TASK DETAILS:
Output every record word for word.

MATERIAL SHOWN:
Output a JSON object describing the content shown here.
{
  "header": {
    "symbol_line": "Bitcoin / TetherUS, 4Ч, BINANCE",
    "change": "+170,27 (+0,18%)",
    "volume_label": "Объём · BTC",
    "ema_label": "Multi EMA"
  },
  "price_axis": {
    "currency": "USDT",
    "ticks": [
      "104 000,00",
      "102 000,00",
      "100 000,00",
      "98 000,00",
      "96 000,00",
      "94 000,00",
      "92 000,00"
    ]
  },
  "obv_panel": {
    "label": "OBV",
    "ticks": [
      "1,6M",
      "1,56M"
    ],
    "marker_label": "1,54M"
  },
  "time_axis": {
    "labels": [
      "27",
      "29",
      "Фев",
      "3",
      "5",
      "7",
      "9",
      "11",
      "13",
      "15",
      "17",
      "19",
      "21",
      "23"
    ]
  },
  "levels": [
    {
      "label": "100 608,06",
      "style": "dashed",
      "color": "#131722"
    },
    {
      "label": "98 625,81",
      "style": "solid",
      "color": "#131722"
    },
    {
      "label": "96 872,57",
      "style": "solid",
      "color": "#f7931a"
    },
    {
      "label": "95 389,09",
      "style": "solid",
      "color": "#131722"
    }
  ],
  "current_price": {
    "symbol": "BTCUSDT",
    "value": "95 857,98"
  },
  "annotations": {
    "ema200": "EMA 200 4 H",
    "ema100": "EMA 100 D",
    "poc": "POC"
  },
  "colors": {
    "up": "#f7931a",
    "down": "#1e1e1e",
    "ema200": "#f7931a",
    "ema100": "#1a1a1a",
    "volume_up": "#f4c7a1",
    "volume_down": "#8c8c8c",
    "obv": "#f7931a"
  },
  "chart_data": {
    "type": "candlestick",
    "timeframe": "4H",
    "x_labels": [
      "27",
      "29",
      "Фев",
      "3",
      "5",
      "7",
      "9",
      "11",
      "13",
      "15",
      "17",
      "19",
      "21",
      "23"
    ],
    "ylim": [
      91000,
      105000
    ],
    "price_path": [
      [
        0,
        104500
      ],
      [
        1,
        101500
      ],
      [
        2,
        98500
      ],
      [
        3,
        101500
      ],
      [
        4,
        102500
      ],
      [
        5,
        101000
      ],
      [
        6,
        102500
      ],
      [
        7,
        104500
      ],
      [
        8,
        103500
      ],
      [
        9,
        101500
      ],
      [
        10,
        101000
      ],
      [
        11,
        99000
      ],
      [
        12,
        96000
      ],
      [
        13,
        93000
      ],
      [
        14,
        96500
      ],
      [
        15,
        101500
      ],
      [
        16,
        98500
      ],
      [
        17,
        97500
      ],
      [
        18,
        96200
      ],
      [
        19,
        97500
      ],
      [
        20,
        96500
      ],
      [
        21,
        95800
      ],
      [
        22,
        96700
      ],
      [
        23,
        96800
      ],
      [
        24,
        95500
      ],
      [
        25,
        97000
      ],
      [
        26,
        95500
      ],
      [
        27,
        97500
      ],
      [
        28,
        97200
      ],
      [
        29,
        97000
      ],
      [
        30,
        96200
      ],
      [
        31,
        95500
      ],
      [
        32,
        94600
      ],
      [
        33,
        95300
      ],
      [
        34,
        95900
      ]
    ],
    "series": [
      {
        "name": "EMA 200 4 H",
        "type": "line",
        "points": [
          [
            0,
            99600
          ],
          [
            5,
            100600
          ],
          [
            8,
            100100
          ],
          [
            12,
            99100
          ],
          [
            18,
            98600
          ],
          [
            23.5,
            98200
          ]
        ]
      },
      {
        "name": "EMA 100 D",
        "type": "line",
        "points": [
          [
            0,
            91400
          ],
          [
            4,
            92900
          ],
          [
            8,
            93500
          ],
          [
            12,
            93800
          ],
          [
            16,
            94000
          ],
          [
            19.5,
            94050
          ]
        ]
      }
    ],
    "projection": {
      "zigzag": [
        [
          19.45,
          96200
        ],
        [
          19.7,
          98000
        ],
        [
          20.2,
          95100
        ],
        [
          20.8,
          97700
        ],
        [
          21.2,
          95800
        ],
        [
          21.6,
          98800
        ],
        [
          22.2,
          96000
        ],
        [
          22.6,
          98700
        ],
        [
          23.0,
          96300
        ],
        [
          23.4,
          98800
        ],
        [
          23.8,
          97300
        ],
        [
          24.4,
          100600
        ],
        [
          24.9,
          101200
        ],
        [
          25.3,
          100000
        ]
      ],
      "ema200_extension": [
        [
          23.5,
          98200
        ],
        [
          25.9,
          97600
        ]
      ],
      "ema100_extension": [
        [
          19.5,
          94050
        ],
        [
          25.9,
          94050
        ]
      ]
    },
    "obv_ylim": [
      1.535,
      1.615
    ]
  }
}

EXPECTED OUTPUT:
Output a JSON object describing the content shown here.
{
  "header": {
    "symbol_line": "Bitcoin / TetherUS, 4Ч, BINANCE",
    "change": "+170,27 (+0,18%)",
    "volume_label": "Объём · BTC",
    "ema_label": "Multi EMA"
  },
  "price_axis": {
    "currency": "USDT",
    "ticks": [
      "104 000,00",
      "102 000,00",
      "100 000,00",
      "98 000,00",
      "96 000,00",
      "94 000,00",
      "92 000,00"
    ]
  },
  "obv_panel": {
    "label": "OBV",
    "ticks": [
      "1,6M",
      "1,56M"
    ],
    "marker_label": "1,54M"
  },
  "time_axis": {
    "labels": [
      "27",
      "29",
      "Фев",
      "3",
      "5",
      "7",
      "9",
      "11",
      "13",
      "15",
      "17",
      "19",
      "21",
      "23"
    ]
  },
  "levels": [
    {
      "label": "100 608,06",
      "style": "dashed",
      "color": "#131722"
    },
    {
      "label": "98 625,81",
      "style": "solid",
      "color": "#131722"
    },
    {
      "label": "96 872,57",
      "style": "solid",
      "color": "#f7931a"
    },
    {
      "label": "95 389,09",
      "style": "solid",
      "color": "#131722"
    }
  ],
  "current_price": {
    "symbol": "BTCUSDT",
    "value": "95 857,98"
  },
  "annotations": {
    "ema200": "EMA 200 4 H",
    "ema100": "EMA 100 D",
    "poc": "POC"
  },
  "colors": {
    "up": "#f7931a",
    "down": "#1e1e1e",
    "ema200": "#f7931a",
    "ema100": "#1a1a1a",
    "volume_up": "#f4c7a1",
    "volume_down": "#8c8c8c",
    "obv": "#f7931a"
  },
  "chart_data": {
    "type": "candlestick",
    "timeframe": "4H",
    "x_labels": [
      "27",
      "29",
      "Фев",
      "3",
      "5",
      "7",
      "9",
      "11",
      "13",
      "15",
      "17",
      "19",
      "21",
      "23"
    ],
    "ylim": [
      91000,
      105000
    ],
    "price_path": [
      [
        0,
        104500
      ],
      [
        1,
        101500
      ],
      [
        2,
        98500
      ],
      [
        3,
        101500
      ],
      [
        4,
        102500
      ],
      [
        5,
        101000
      ],
      [
        6,
        102500
      ],
      [
        7,
        104500
      ],
      [
        8,
        103500
      ],
      [
        9,
        101500
      ],
      [
        10,
        101000
      ],
      [
        11,
        99000
      ],
      [
        12,
        96000
      ],
      [
        13,
        93000
      ],
      [
        14,
        96500
      ],
      [
        15,
        101500
      ],
      [
        16,
        98500
      ],
      [
        17,
        97500
      ],
      [
        18,
        96200
      ],
      [
        19,
        97500
      ],
      [
        20,
        96500
      ],
      [
        21,
        95800
      ],
      [
        22,
        96700
      ],
      [
        23,
        96800
      ],
      [
        24,
        95500
      ],
      [
        25,
        97000
      ],
      [
        26,
        95500
      ],
      [
        27,
        97500
      ],
      [
        28,
        97200
      ],
      [
        29,
        97000
      ],
      [
        30,
        96200
      ],
      [
        31,
        95500
      ],
      [
        32,
        94600
      ],
      [
        33,
        95300
      ],
      [
        34,
        95900
      ]
    ],
    "series": [
      {
        "name": "EMA 200 4 H",
        "type": "line",
        "points": [
          [
            0,
            99600
          ],
          [
            5,
            100600
          ],
          [
            8,
            100100
          ],
          [
            12,
            99100
          ],
          [
            18,
            98600
          ],
          [
            23.5,
            98200
          ]
        ]
      },
      {
        "name": "EMA 100 D",
        "type": "line",
        "points": [
          [
            0,
            91400
          ],
          [
            4,
            92900
          ],
          [
            8,
            93500
          ],
          [
            12,
            93800
          ],
          [
            16,
            94000
          ],
          [
            19.5,
            94050
          ]
        ]
      }
    ],
    "projection": {
      "zigzag": [
        [
          19.45,
          96200
        ],
        [
          19.7,
          98000
        ],
        [
          20.2,
          95100
        ],
        [
          20.8,
          97700
        ],
        [
          21.2,
          95800
        ],
        [
          21.6,
          98800
        ],
        [
          22.2,
          96000
        ],
        [
          22.6,
          98700
        ],
        [
          23.0,
          96300
        ],
        [
          23.4,
          98800
        ],
        [
          23.8,
          97300
        ],
        [
          24.4,
          100600
        ],
        [
          24.9,
          101200
        ],
        [
          25.3,
          100000
        ]
      ],
      "ema200_extension": [
        [
          23.5,
          98200
        ],
        [
          25.9,
          97600
        ]
      ],
      "ema100_extension": [
        [
          19.5,
          94050
        ],
        [
          25.9,
          94050
        ]
      ]
    },
    "obv_ylim": [
      1.535,
      1.615
    ]
  }
}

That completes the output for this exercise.